** START **
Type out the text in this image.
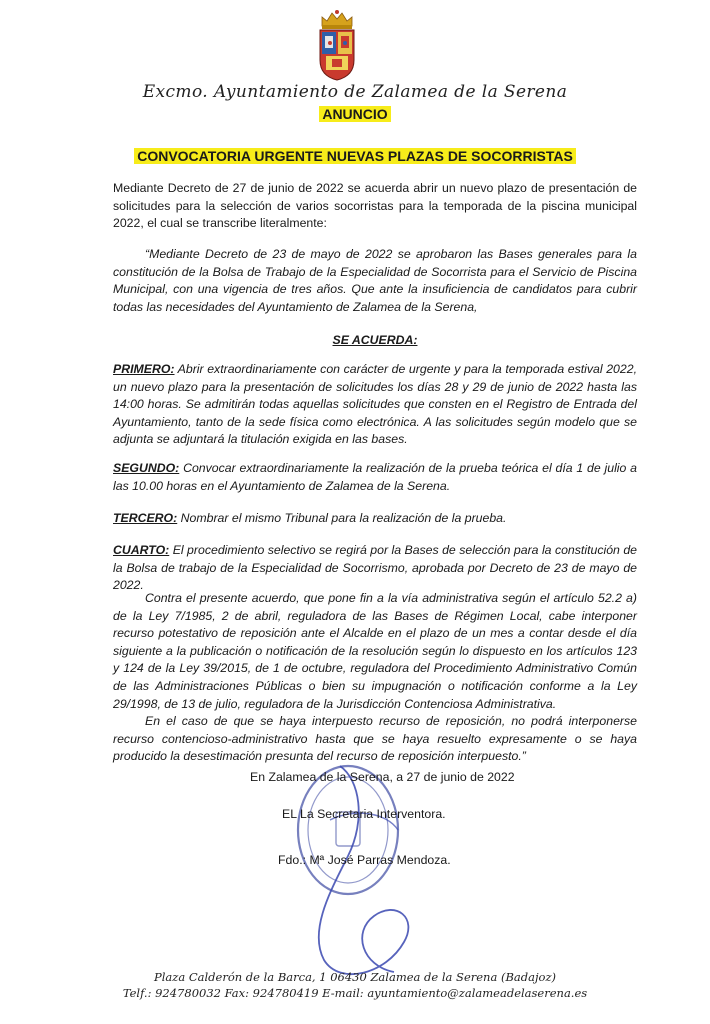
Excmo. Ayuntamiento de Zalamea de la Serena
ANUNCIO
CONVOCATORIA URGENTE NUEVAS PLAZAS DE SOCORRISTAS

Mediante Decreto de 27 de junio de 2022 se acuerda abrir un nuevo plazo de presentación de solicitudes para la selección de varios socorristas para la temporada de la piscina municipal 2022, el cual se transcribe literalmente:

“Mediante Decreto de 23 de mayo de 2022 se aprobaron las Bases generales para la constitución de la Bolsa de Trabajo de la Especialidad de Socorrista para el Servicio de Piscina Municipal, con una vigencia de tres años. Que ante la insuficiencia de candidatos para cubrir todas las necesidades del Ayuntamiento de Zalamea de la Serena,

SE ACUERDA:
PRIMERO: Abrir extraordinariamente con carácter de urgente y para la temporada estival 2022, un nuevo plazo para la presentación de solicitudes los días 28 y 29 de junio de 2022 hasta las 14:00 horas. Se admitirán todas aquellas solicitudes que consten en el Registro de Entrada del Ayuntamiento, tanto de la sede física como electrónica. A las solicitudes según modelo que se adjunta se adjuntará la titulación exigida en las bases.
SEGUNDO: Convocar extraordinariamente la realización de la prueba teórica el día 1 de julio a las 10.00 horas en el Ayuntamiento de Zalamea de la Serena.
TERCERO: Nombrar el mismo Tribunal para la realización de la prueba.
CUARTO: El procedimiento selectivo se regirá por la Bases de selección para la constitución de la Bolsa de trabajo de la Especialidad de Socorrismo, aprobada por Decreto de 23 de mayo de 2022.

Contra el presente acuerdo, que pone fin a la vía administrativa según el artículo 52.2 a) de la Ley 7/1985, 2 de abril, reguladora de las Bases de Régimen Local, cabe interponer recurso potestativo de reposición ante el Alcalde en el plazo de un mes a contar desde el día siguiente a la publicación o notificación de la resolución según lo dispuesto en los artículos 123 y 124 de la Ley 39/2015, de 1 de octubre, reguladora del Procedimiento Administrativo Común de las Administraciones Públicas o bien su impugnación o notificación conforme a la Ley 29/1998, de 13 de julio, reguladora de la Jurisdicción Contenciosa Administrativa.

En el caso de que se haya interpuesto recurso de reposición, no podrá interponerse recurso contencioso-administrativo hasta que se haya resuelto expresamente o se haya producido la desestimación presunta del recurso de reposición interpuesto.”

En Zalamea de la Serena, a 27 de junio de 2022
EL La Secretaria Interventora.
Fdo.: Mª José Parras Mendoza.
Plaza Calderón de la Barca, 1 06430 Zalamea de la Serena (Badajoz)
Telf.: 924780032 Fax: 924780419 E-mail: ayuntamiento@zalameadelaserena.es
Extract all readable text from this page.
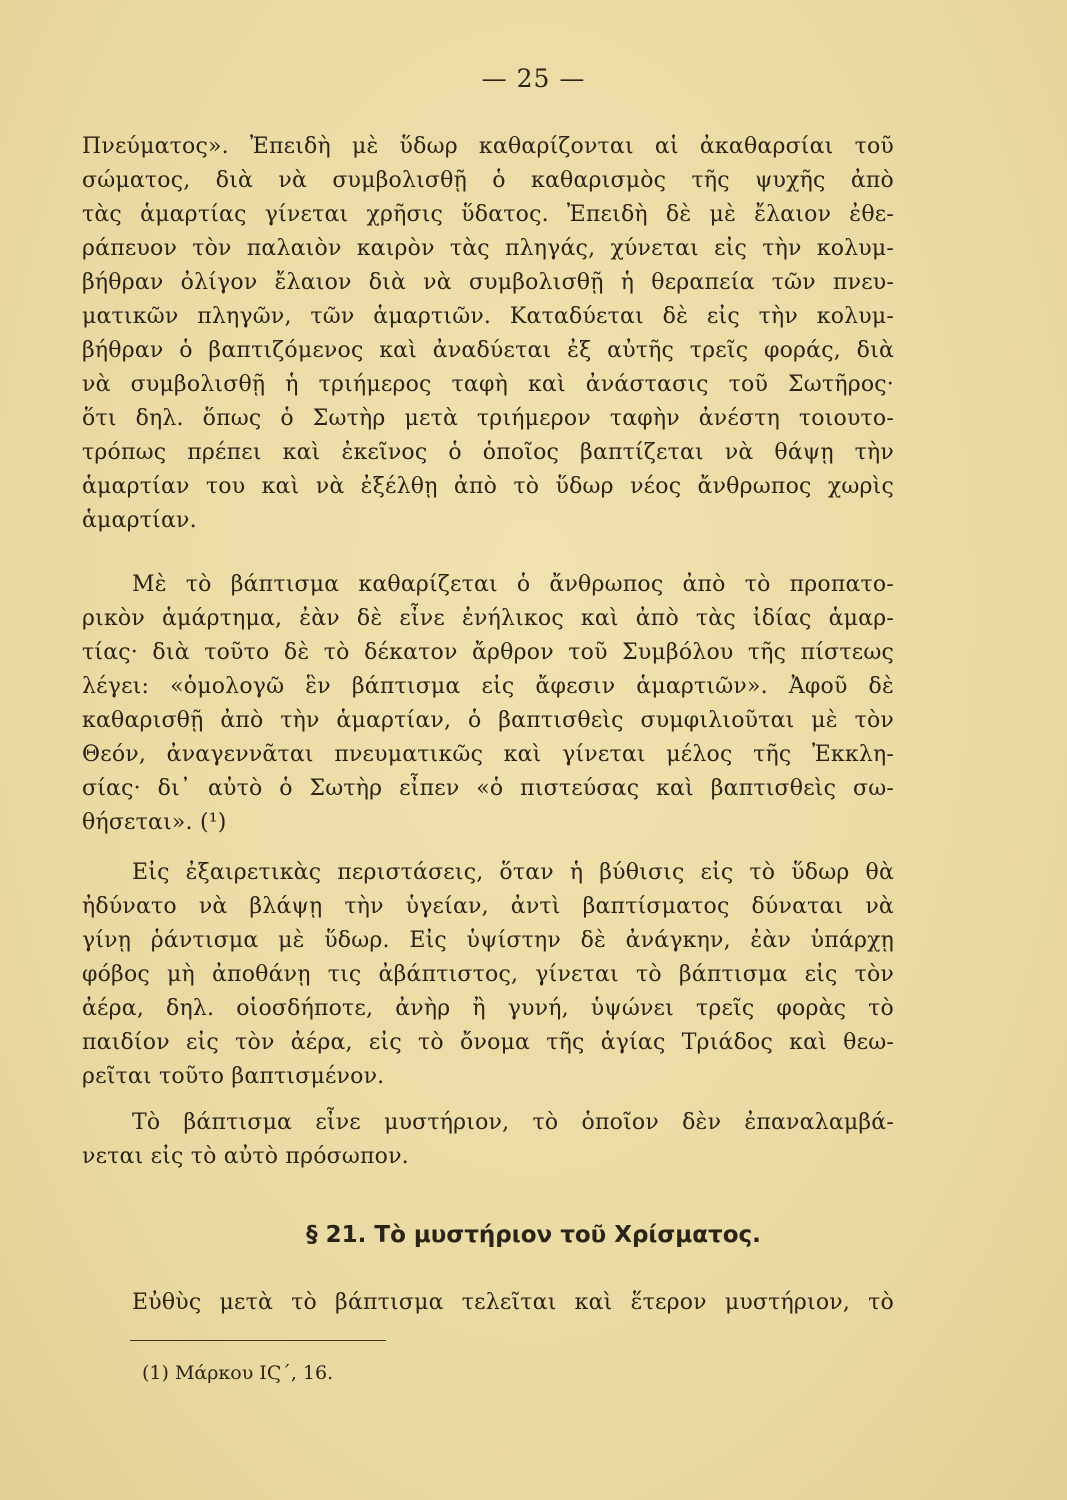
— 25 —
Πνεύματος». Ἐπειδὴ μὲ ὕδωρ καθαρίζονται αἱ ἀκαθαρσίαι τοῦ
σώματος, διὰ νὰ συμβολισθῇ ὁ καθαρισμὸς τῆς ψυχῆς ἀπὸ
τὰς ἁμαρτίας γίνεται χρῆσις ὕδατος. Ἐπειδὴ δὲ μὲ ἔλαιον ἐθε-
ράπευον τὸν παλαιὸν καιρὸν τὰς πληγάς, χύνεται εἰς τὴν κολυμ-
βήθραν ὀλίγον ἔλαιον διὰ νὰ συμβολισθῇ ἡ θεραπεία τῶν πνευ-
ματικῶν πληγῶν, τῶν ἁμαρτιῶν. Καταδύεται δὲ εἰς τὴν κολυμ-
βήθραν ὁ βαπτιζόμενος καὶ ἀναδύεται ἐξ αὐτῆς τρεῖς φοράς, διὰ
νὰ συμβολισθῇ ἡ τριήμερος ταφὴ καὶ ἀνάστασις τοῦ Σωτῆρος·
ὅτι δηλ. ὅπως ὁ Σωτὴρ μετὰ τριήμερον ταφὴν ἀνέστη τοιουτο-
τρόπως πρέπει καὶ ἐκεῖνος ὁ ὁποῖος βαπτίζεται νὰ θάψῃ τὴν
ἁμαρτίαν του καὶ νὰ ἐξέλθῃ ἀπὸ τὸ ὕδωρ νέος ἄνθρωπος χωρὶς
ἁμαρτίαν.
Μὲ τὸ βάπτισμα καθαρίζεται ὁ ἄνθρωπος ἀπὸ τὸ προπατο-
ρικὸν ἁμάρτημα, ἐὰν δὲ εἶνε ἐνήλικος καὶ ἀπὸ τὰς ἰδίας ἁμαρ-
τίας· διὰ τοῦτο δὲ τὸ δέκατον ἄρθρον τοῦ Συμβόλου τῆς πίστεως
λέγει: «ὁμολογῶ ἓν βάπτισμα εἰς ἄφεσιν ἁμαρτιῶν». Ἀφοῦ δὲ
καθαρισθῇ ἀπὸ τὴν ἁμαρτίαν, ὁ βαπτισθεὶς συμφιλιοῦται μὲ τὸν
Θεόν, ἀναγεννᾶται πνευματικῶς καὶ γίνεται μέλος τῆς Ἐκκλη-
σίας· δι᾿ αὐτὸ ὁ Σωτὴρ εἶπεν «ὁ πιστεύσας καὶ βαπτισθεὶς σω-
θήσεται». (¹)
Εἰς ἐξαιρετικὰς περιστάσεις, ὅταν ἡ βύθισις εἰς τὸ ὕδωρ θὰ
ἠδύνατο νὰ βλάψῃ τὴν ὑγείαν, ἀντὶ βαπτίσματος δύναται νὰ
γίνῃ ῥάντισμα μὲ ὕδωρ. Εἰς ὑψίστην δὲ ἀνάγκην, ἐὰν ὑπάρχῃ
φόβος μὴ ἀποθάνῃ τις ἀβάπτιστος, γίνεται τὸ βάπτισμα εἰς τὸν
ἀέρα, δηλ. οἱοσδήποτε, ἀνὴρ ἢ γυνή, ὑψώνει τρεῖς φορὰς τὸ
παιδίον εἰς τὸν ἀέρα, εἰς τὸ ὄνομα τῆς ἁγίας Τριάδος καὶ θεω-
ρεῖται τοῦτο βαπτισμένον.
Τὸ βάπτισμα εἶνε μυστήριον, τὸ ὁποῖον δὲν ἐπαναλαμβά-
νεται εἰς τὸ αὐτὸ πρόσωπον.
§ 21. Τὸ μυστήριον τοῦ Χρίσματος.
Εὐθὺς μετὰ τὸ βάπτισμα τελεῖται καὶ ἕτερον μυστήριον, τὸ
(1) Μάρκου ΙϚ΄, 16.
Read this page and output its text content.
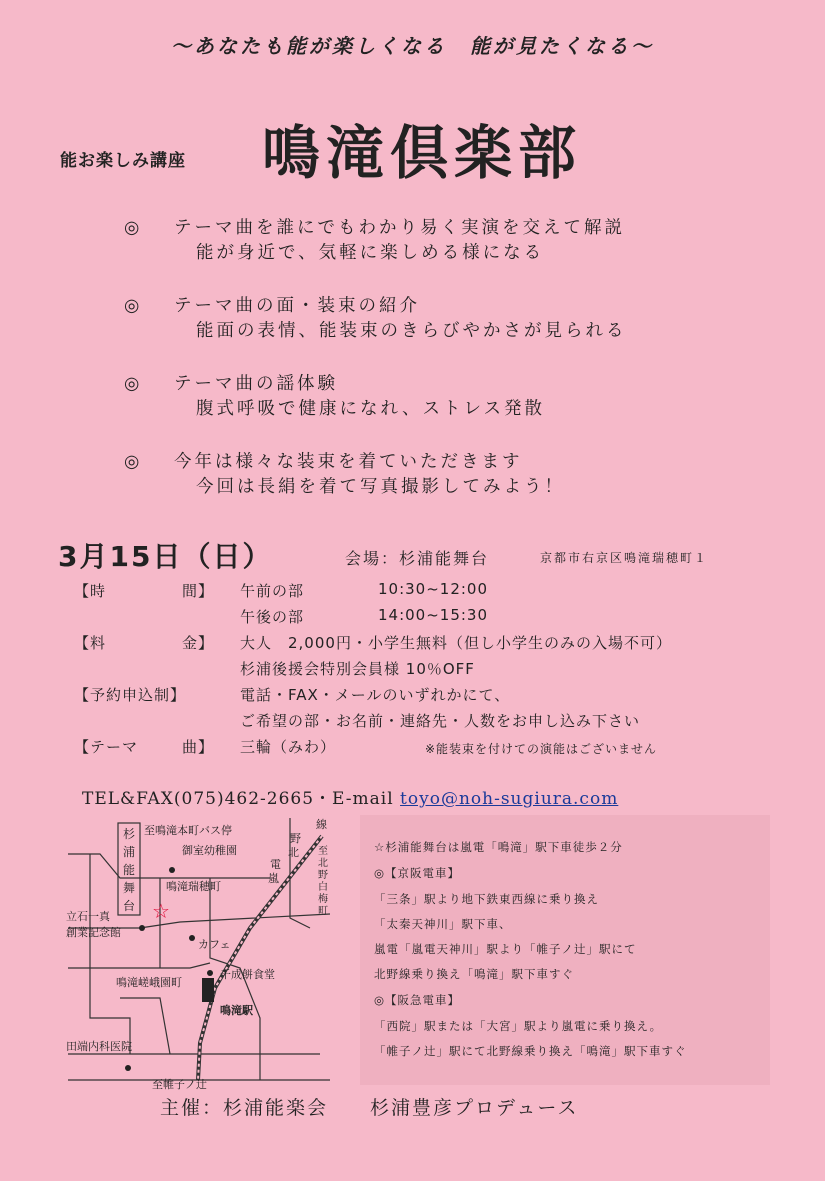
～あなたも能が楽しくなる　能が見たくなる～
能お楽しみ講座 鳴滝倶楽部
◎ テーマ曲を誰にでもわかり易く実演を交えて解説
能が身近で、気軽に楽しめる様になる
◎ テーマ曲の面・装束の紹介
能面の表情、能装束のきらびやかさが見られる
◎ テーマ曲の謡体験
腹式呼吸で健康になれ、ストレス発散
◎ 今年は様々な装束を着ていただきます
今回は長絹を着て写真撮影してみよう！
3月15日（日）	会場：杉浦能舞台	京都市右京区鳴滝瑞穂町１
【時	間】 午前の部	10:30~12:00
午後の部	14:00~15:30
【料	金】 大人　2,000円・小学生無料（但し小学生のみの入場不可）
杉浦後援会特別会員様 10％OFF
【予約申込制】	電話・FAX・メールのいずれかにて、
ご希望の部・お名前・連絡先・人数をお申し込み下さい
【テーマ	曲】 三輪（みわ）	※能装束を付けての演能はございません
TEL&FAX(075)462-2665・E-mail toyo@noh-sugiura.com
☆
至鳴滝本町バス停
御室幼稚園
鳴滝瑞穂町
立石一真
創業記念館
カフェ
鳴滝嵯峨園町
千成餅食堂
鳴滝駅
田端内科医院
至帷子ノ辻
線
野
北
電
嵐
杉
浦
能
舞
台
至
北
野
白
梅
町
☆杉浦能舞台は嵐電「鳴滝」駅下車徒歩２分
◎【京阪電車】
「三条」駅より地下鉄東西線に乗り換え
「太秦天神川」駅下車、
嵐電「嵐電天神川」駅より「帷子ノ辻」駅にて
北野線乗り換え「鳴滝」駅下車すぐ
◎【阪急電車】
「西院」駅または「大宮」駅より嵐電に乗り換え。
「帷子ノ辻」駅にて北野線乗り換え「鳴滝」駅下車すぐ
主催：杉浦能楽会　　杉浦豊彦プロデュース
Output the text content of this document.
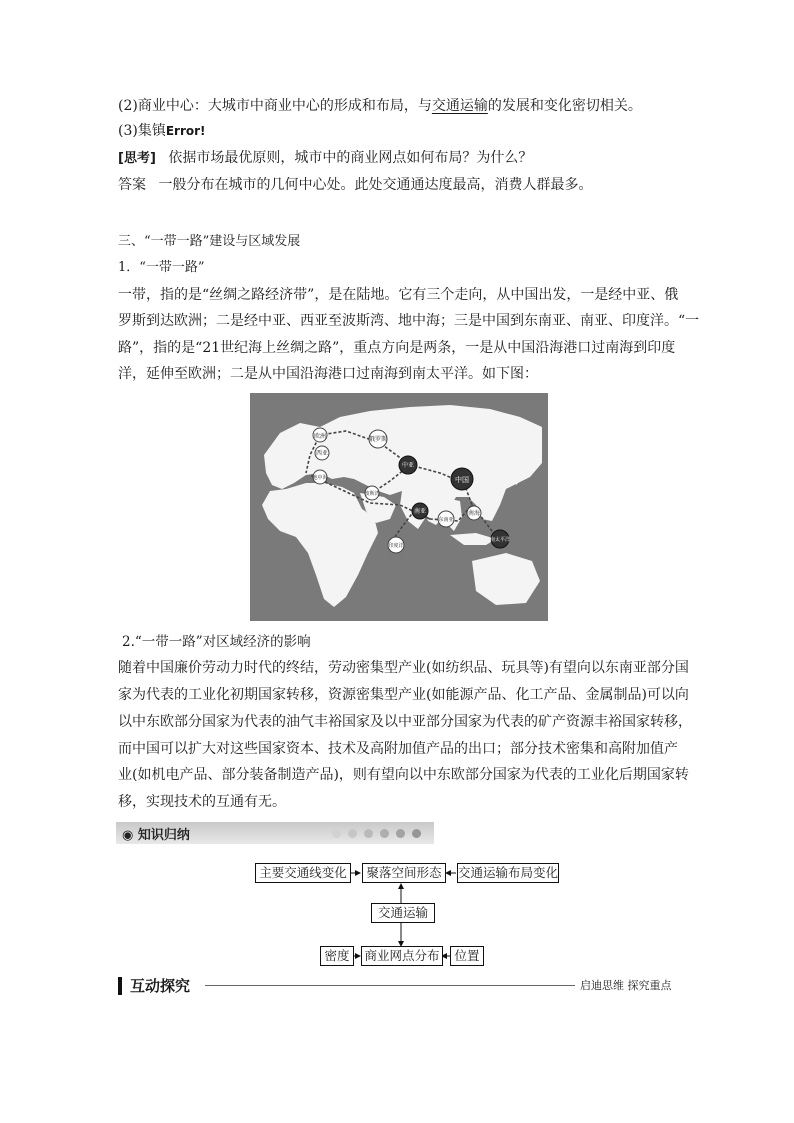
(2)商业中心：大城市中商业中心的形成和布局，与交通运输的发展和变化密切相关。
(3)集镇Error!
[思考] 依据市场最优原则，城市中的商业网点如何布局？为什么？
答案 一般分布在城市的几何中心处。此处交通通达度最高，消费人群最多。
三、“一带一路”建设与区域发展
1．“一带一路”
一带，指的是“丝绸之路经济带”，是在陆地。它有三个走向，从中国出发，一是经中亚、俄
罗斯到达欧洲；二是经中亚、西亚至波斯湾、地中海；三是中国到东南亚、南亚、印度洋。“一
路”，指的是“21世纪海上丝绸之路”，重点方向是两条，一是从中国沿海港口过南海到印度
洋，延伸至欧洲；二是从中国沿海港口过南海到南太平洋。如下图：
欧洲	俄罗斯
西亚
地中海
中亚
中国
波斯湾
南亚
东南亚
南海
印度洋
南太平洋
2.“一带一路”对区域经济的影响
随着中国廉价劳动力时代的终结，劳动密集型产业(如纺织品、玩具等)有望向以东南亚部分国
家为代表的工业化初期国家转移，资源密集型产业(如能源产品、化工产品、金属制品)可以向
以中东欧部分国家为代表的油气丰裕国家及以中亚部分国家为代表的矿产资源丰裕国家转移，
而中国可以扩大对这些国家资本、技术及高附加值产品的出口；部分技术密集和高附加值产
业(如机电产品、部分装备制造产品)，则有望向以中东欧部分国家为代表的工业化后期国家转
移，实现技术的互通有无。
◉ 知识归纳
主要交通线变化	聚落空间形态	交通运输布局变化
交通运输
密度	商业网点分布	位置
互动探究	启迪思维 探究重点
** END **
Check every line of the material for the string "plazo" and give the number of lines that have it, without anything else.

### [Correct result]
3